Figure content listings
***
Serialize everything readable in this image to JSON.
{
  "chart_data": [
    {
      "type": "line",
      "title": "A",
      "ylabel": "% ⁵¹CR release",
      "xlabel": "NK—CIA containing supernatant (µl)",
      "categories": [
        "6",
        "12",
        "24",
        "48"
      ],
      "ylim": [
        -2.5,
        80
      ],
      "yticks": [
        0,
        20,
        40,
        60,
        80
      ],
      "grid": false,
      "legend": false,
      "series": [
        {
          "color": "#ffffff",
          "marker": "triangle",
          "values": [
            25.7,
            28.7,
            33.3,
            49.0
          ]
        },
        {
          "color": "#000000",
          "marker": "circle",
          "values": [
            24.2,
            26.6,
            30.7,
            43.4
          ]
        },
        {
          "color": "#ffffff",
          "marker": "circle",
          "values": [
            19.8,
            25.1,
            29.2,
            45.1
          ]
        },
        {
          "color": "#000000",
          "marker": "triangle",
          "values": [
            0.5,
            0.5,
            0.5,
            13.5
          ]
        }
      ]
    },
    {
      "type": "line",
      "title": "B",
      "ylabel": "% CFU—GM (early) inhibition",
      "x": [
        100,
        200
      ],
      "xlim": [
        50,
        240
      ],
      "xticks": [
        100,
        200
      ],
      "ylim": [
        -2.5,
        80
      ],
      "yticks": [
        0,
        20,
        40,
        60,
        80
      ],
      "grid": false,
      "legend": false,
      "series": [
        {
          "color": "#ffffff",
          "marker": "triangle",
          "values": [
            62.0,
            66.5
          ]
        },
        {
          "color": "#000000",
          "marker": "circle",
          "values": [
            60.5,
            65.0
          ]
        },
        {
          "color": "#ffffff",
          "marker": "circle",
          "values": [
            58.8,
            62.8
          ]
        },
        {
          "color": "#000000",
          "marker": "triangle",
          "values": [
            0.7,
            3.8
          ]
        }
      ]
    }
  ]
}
***
• [GIVEN TASK]:
Set down the entries verbatim, leaving none out.

• [RESPONSE TO THE TASK]:
Serialize everything readable in this image to JSON.
{
  "chart_data": [
    {
      "type": "line",
      "title": "A",
      "ylabel": "% ⁵¹CR release",
      "xlabel": "NK—CIA containing supernatant (µl)",
      "categories": [
        "6",
        "12",
        "24",
        "48"
      ],
      "ylim": [
        -2.5,
        80
      ],
      "yticks": [
        0,
        20,
        40,
        60,
        80
      ],
      "grid": false,
      "legend": false,
      "series": [
        {
          "color": "#ffffff",
          "marker": "triangle",
          "values": [
            25.7,
            28.7,
            33.3,
            49.0
          ]
        },
        {
          "color": "#000000",
          "marker": "circle",
          "values": [
            24.2,
            26.6,
            30.7,
            43.4
          ]
        },
        {
          "color": "#ffffff",
          "marker": "circle",
          "values": [
            19.8,
            25.1,
            29.2,
            45.1
          ]
        },
        {
          "color": "#000000",
          "marker": "triangle",
          "values": [
            0.5,
            0.5,
            0.5,
            13.5
          ]
        }
      ]
    },
    {
      "type": "line",
      "title": "B",
      "ylabel": "% CFU—GM (early) inhibition",
      "x": [
        100,
        200
      ],
      "xlim": [
        50,
        240
      ],
      "xticks": [
        100,
        200
      ],
      "ylim": [
        -2.5,
        80
      ],
      "yticks": [
        0,
        20,
        40,
        60,
        80
      ],
      "grid": false,
      "legend": false,
      "series": [
        {
          "color": "#ffffff",
          "marker": "triangle",
          "values": [
            62.0,
            66.5
          ]
        },
        {
          "color": "#000000",
          "marker": "circle",
          "values": [
            60.5,
            65.0
          ]
        },
        {
          "color": "#ffffff",
          "marker": "circle",
          "values": [
            58.8,
            62.8
          ]
        },
        {
          "color": "#000000",
          "marker": "triangle",
          "values": [
            0.7,
            3.8
          ]
        }
      ]
    }
  ]
}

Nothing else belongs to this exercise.